** Start of Source data **

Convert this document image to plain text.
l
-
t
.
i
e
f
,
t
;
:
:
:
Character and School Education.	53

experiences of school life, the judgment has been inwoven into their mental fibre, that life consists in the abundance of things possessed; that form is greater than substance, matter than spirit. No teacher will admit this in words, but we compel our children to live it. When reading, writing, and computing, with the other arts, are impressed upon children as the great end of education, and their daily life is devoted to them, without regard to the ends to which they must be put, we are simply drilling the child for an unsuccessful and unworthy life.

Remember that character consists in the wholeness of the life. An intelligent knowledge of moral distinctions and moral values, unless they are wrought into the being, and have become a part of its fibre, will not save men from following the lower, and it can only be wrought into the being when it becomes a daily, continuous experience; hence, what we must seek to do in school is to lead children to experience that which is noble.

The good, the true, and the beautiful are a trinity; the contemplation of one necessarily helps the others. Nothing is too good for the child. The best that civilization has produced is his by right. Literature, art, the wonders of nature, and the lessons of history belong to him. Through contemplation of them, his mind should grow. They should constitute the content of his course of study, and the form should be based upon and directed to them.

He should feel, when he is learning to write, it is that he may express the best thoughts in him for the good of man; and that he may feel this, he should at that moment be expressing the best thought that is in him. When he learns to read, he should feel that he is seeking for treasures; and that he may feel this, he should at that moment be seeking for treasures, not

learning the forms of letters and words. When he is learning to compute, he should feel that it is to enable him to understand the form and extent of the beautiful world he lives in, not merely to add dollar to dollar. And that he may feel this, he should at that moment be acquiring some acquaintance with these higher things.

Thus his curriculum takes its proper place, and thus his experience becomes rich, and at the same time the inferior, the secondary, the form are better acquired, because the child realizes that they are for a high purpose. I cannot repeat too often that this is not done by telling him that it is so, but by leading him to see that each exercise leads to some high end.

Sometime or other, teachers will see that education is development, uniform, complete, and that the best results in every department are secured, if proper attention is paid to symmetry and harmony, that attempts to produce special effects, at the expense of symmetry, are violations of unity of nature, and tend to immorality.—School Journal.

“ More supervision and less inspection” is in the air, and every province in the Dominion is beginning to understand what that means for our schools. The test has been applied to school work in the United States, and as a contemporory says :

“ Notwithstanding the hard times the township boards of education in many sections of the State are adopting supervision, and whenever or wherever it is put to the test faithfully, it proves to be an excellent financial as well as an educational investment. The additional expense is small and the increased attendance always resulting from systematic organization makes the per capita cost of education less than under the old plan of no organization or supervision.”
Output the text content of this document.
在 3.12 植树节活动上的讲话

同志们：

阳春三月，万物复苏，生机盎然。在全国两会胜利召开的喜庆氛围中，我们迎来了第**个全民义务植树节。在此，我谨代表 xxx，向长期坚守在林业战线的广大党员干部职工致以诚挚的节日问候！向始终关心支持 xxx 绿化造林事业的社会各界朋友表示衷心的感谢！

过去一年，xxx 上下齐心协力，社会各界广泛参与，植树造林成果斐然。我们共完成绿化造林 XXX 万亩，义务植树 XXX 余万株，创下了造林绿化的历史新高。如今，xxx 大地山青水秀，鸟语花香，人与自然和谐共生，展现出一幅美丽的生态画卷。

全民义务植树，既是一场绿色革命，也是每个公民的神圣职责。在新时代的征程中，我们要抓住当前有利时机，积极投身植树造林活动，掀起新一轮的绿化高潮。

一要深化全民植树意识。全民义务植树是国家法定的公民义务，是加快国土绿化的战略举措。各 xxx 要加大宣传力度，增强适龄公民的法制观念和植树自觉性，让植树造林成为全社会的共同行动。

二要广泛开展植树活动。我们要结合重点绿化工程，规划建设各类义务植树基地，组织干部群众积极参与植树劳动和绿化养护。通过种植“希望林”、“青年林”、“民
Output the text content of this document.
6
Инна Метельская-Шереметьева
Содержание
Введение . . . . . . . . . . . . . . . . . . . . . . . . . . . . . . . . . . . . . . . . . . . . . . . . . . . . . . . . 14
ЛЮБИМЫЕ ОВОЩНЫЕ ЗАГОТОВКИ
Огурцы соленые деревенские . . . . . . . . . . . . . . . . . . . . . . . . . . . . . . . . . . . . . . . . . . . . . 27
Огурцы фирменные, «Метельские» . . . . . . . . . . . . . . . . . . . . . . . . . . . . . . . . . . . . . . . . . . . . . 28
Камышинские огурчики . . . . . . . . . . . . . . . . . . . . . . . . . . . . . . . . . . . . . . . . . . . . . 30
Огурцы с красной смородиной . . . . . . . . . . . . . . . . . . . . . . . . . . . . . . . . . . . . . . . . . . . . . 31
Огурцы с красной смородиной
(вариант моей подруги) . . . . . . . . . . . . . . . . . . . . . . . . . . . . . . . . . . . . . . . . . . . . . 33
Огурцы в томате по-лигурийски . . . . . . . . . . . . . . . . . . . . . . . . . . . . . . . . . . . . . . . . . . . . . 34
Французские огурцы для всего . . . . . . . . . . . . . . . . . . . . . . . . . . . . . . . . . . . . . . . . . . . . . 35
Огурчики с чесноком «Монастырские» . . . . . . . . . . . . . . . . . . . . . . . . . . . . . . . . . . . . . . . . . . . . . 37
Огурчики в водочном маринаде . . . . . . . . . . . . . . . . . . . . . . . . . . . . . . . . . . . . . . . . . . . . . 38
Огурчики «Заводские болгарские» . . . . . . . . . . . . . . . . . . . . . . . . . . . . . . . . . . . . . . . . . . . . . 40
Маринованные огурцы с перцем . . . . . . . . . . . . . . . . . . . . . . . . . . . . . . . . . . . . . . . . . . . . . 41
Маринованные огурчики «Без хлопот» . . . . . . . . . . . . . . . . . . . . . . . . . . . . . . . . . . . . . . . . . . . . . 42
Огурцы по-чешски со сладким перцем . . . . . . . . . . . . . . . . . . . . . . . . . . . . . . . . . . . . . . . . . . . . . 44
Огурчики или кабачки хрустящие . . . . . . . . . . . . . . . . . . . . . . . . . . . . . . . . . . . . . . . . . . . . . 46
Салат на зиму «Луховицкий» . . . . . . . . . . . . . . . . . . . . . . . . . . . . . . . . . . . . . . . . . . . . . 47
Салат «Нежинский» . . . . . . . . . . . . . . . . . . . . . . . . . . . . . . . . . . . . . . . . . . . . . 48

** End of Source data **

Every line of the data above should be reproduced word for word.

Convert this document image to plain text.
l
-
t
.
i
e
f
,
t
;
:
:
:
Character and School Education.	53

experiences of school life, the judgment has been inwoven into their mental fibre, that life consists in the abundance of things possessed; that form is greater than substance, matter than spirit. No teacher will admit this in words, but we compel our children to live it. When reading, writing, and computing, with the other arts, are impressed upon children as the great end of education, and their daily life is devoted to them, without regard to the ends to which they must be put, we are simply drilling the child for an unsuccessful and unworthy life.

Remember that character consists in the wholeness of the life. An intelligent knowledge of moral distinctions and moral values, unless they are wrought into the being, and have become a part of its fibre, will not save men from following the lower, and it can only be wrought into the being when it becomes a daily, continuous experience; hence, what we must seek to do in school is to lead children to experience that which is noble.

The good, the true, and the beautiful are a trinity; the contemplation of one necessarily helps the others. Nothing is too good for the child. The best that civilization has produced is his by right. Literature, art, the wonders of nature, and the lessons of history belong to him. Through contemplation of them, his mind should grow. They should constitute the content of his course of study, and the form should be based upon and directed to them.

He should feel, when he is learning to write, it is that he may express the best thoughts in him for the good of man; and that he may feel this, he should at that moment be expressing the best thought that is in him. When he learns to read, he should feel that he is seeking for treasures; and that he may feel this, he should at that moment be seeking for treasures, not

learning the forms of letters and words. When he is learning to compute, he should feel that it is to enable him to understand the form and extent of the beautiful world he lives in, not merely to add dollar to dollar. And that he may feel this, he should at that moment be acquiring some acquaintance with these higher things.

Thus his curriculum takes its proper place, and thus his experience becomes rich, and at the same time the inferior, the secondary, the form are better acquired, because the child realizes that they are for a high purpose. I cannot repeat too often that this is not done by telling him that it is so, but by leading him to see that each exercise leads to some high end.

Sometime or other, teachers will see that education is development, uniform, complete, and that the best results in every department are secured, if proper attention is paid to symmetry and harmony, that attempts to produce special effects, at the expense of symmetry, are violations of unity of nature, and tend to immorality.—School Journal.

“ More supervision and less inspection” is in the air, and every province in the Dominion is beginning to understand what that means for our schools. The test has been applied to school work in the United States, and as a contemporory says :

“ Notwithstanding the hard times the township boards of education in many sections of the State are adopting supervision, and whenever or wherever it is put to the test faithfully, it proves to be an excellent financial as well as an educational investment. The additional expense is small and the increased attendance always resulting from systematic organization makes the per capita cost of education less than under the old plan of no organization or supervision.”
Output the text content of this document.
在 3.12 植树节活动上的讲话

同志们：

阳春三月，万物复苏，生机盎然。在全国两会胜利召开的喜庆氛围中，我们迎来了第**个全民义务植树节。在此，我谨代表 xxx，向长期坚守在林业战线的广大党员干部职工致以诚挚的节日问候！向始终关心支持 xxx 绿化造林事业的社会各界朋友表示衷心的感谢！

过去一年，xxx 上下齐心协力，社会各界广泛参与，植树造林成果斐然。我们共完成绿化造林 XXX 万亩，义务植树 XXX 余万株，创下了造林绿化的历史新高。如今，xxx 大地山青水秀，鸟语花香，人与自然和谐共生，展现出一幅美丽的生态画卷。

全民义务植树，既是一场绿色革命，也是每个公民的神圣职责。在新时代的征程中，我们要抓住当前有利时机，积极投身植树造林活动，掀起新一轮的绿化高潮。

一要深化全民植树意识。全民义务植树是国家法定的公民义务，是加快国土绿化的战略举措。各 xxx 要加大宣传力度，增强适龄公民的法制观念和植树自觉性，让植树造林成为全社会的共同行动。

二要广泛开展植树活动。我们要结合重点绿化工程，规划建设各类义务植树基地，组织干部群众积极参与植树劳动和绿化养护。通过种植“希望林”、“青年林”、“民
Output the text content of this document.
6
Инна Метельская-Шереметьева
Содержание
Введение . . . . . . . . . . . . . . . . . . . . . . . . . . . . . . . . . . . . . . . . . . . . . . . . . . . . . . . . 14
ЛЮБИМЫЕ ОВОЩНЫЕ ЗАГОТОВКИ
Огурцы соленые деревенские . . . . . . . . . . . . . . . . . . . . . . . . . . . . . . . . . . . . . . . . . . . . . 27
Огурцы фирменные, «Метельские» . . . . . . . . . . . . . . . . . . . . . . . . . . . . . . . . . . . . . . . . . . . . . 28
Камышинские огурчики . . . . . . . . . . . . . . . . . . . . . . . . . . . . . . . . . . . . . . . . . . . . . 30
Огурцы с красной смородиной . . . . . . . . . . . . . . . . . . . . . . . . . . . . . . . . . . . . . . . . . . . . . 31
Огурцы с красной смородиной
(вариант моей подруги) . . . . . . . . . . . . . . . . . . . . . . . . . . . . . . . . . . . . . . . . . . . . . 33
Огурцы в томате по-лигурийски . . . . . . . . . . . . . . . . . . . . . . . . . . . . . . . . . . . . . . . . . . . . . 34
Французские огурцы для всего . . . . . . . . . . . . . . . . . . . . . . . . . . . . . . . . . . . . . . . . . . . . . 35
Огурчики с чесноком «Монастырские» . . . . . . . . . . . . . . . . . . . . . . . . . . . . . . . . . . . . . . . . . . . . . 37
Огурчики в водочном маринаде . . . . . . . . . . . . . . . . . . . . . . . . . . . . . . . . . . . . . . . . . . . . . 38
Огурчики «Заводские болгарские» . . . . . . . . . . . . . . . . . . . . . . . . . . . . . . . . . . . . . . . . . . . . . 40
Маринованные огурцы с перцем . . . . . . . . . . . . . . . . . . . . . . . . . . . . . . . . . . . . . . . . . . . . . 41
Маринованные огурчики «Без хлопот» . . . . . . . . . . . . . . . . . . . . . . . . . . . . . . . . . . . . . . . . . . . . . 42
Огурцы по-чешски со сладким перцем . . . . . . . . . . . . . . . . . . . . . . . . . . . . . . . . . . . . . . . . . . . . . 44
Огурчики или кабачки хрустящие . . . . . . . . . . . . . . . . . . . . . . . . . . . . . . . . . . . . . . . . . . . . . 46
Салат на зиму «Луховицкий» . . . . . . . . . . . . . . . . . . . . . . . . . . . . . . . . . . . . . . . . . . . . . 47
Салат «Нежинский» . . . . . . . . . . . . . . . . . . . . . . . . . . . . . . . . . . . . . . . . . . . . . 48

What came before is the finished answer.